WHAT YOU WILL DO |
**1.** In the HybridKV page, list each lettered part of the figure caption with what it describes.
**2.** Answer these questions from the HybridKV page:
(a) Which university is listed?
(b) By up to what percentage does HybridKV cut compression overhead?
(c) On which model is accuracy under different KV cache ratios shown?

PASSAGE SHOWN |
HybridKV: Query-Agnostic KV Cache Compression via Head-Dominant Context Reconstruction

ICMLw 2026
Pusan National University
Full vs hybrid context-reconstruction attention
Full vs. hybrid context-reconstruction attention. (a) Full reconstruction scores importance over all attention heads, incurring high compression overhead. (b) HybridKV pre-selects important heads in a context-independent way, then applies token-level reconstruction scoring only within them. (c) Overhead vs. KVzip and (d) accuracy under different KV cache ratios on Qwen2.5-7B-1M.
TL;DR

Reconstruction-based KV importance is head-dominant — it concentrates in a small, largely context-stable subset of heads. HybridKV pre-selects those heads offline and prunes tokens only within them, matching full reconstruction accuracy while cutting compression overhead by up to 36%.

DATA RECORDS |
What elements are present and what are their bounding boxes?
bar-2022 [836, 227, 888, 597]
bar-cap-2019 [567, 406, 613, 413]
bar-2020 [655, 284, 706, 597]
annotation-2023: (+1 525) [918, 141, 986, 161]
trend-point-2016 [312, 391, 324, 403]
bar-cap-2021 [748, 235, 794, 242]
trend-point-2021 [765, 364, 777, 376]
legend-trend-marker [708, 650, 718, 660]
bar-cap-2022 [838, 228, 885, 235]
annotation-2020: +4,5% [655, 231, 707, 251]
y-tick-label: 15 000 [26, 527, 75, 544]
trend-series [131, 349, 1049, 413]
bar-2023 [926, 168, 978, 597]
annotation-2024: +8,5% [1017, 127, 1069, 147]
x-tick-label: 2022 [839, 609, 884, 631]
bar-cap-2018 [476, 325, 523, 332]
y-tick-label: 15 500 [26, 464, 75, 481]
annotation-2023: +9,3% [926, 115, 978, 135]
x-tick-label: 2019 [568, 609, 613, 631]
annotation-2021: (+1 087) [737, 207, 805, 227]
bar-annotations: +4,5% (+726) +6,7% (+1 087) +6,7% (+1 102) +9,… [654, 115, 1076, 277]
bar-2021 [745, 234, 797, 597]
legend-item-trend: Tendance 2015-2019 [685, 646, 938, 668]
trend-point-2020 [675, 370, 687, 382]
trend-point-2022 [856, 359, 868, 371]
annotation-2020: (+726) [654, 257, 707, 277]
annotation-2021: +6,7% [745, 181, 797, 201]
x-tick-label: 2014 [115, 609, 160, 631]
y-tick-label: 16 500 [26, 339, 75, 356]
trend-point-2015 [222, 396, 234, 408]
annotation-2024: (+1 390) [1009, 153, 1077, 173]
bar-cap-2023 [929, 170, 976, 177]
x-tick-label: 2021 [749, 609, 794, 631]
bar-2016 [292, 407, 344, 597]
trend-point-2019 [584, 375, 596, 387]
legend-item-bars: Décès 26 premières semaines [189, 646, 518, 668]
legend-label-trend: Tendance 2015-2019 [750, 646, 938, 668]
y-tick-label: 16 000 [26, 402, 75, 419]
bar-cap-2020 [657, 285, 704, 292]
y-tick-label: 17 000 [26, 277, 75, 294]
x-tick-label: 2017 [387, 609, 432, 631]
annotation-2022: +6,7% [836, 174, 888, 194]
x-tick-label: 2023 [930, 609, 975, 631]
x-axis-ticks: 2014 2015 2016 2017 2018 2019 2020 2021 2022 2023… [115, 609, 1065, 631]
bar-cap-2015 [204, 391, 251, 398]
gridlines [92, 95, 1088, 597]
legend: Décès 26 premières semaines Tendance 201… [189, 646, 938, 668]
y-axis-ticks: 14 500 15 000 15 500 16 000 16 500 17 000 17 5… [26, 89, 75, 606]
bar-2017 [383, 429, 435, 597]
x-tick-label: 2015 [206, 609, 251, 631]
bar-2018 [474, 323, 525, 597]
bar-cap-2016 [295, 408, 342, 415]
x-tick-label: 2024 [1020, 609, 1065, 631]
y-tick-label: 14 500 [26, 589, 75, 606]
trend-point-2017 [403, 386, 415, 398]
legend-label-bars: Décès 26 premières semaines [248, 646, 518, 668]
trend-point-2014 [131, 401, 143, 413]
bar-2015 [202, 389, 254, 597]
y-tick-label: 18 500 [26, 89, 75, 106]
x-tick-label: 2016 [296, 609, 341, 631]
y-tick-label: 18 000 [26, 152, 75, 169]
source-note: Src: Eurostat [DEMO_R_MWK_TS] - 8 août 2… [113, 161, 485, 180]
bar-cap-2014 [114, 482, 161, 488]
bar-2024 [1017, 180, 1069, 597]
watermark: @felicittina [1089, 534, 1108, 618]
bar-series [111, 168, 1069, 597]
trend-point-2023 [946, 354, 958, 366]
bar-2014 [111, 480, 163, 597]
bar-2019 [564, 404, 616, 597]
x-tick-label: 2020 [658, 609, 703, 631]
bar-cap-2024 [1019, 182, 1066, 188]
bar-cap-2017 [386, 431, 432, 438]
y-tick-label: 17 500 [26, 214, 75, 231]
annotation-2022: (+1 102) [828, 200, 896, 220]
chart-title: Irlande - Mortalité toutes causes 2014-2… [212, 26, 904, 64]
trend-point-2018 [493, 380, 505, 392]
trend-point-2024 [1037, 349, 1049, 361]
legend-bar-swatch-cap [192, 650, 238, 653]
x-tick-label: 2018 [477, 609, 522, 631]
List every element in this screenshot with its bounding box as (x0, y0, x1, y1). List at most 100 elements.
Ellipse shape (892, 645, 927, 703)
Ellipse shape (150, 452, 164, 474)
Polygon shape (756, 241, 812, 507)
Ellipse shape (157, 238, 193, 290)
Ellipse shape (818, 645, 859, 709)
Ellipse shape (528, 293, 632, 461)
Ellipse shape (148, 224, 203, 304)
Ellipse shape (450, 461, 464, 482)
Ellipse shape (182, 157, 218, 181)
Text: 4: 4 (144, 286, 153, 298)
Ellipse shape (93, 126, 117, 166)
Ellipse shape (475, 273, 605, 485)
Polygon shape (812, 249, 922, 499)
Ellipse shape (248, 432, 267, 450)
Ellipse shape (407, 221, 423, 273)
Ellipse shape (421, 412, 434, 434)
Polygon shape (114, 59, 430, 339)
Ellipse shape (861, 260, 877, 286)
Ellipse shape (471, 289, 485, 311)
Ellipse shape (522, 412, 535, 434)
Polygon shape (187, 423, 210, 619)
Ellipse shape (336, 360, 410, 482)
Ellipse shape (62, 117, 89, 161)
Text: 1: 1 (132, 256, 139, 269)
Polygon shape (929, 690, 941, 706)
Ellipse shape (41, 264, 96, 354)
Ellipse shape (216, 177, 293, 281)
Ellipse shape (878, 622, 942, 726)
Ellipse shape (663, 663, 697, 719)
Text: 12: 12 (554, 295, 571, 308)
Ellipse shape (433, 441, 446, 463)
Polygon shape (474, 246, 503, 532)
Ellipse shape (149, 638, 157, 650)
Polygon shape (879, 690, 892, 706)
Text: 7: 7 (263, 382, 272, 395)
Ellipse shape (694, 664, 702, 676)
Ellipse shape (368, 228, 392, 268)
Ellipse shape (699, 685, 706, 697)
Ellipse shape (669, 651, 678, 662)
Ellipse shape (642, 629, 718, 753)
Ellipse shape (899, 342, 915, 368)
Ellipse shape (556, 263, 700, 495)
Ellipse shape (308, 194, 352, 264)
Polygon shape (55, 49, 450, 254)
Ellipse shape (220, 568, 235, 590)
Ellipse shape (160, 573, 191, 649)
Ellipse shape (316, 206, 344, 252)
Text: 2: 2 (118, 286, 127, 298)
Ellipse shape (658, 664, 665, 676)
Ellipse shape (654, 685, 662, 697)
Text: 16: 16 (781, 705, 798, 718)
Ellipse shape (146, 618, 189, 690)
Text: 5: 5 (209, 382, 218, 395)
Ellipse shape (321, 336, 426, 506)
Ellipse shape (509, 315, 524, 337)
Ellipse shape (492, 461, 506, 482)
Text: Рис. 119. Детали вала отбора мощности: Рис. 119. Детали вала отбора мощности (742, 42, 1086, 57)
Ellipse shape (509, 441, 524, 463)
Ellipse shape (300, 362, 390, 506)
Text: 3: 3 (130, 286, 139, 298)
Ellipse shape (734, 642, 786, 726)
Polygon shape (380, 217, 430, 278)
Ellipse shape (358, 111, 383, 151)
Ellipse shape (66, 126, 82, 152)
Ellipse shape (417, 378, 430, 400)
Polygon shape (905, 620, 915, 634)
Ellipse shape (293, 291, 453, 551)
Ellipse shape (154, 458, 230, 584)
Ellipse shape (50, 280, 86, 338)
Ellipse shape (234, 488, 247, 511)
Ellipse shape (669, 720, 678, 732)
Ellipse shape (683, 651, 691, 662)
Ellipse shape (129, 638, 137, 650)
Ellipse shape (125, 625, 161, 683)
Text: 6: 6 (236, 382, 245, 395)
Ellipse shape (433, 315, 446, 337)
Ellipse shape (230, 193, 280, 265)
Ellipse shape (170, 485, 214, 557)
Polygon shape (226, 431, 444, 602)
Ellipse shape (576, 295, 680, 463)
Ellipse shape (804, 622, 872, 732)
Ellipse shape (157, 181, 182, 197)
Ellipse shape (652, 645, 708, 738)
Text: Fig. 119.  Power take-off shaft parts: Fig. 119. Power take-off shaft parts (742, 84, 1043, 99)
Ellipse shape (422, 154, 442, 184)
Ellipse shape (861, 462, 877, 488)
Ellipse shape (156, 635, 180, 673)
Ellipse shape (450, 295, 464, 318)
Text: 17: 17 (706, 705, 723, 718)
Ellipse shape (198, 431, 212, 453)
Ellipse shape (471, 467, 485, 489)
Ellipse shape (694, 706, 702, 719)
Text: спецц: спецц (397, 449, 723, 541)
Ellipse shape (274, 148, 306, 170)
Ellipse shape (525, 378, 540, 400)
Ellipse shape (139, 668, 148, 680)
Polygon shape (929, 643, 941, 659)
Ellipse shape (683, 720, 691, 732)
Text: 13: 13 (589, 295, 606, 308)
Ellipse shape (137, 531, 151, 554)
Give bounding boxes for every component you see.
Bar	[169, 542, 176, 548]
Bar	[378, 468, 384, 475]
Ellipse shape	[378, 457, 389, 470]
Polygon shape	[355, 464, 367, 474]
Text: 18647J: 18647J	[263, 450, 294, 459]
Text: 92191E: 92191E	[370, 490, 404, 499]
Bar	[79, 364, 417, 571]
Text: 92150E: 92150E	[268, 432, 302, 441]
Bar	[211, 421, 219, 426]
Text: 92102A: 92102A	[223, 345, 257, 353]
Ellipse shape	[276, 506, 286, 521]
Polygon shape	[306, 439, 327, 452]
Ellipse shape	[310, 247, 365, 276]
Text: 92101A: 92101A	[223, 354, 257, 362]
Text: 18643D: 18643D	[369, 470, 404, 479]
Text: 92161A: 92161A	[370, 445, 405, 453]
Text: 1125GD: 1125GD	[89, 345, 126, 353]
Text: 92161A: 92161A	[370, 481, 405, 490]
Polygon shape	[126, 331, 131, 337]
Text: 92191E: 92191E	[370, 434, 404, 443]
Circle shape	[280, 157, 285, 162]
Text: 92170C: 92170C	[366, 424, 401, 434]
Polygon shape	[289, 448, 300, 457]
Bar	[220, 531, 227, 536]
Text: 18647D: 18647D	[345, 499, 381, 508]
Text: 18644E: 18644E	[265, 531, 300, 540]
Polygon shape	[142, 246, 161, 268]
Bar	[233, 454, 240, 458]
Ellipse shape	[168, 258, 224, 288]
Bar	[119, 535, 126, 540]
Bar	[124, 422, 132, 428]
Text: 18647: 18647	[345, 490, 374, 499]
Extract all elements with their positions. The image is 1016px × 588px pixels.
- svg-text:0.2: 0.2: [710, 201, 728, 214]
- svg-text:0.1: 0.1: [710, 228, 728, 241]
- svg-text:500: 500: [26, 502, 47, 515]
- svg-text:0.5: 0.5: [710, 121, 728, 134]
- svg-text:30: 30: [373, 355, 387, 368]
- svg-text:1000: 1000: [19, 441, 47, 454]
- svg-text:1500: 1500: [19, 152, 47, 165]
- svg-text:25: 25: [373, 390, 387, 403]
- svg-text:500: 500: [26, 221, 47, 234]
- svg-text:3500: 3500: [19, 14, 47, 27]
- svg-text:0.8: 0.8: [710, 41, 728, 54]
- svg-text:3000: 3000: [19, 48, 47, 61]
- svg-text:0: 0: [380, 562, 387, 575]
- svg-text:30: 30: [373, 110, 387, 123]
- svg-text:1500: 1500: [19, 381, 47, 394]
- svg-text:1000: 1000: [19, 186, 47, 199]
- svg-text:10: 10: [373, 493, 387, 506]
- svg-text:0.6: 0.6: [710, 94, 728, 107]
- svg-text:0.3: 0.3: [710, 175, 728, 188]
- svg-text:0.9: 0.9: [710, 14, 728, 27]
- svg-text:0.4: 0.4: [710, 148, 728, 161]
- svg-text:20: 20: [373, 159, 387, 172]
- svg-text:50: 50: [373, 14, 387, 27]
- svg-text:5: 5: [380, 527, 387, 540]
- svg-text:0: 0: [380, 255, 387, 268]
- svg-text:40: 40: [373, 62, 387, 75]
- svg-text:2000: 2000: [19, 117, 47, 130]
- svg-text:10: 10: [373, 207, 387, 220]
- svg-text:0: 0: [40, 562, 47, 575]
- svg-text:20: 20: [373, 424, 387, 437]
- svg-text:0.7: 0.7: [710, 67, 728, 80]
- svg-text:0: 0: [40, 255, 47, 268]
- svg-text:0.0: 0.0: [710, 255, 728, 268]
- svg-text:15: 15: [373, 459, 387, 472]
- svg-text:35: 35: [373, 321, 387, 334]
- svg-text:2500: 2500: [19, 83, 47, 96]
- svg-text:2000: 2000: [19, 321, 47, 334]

SET OF ANSWERS |
**1.**
(a) Full reconstruction, which scores importance over all attention heads and incurs high compression overhead.
(b) HybridKV, which pre-selects important heads in a context-independent way, then applies token-level reconstruction scoring only within them.
(c) Overhead compared with KVzip.
(d) Accuracy under different KV cache ratios on Qwen2.5-7B-1M.

**2.**
(a) Pusan National University
(b) 36%
(c) Qwen2.5-7B-1M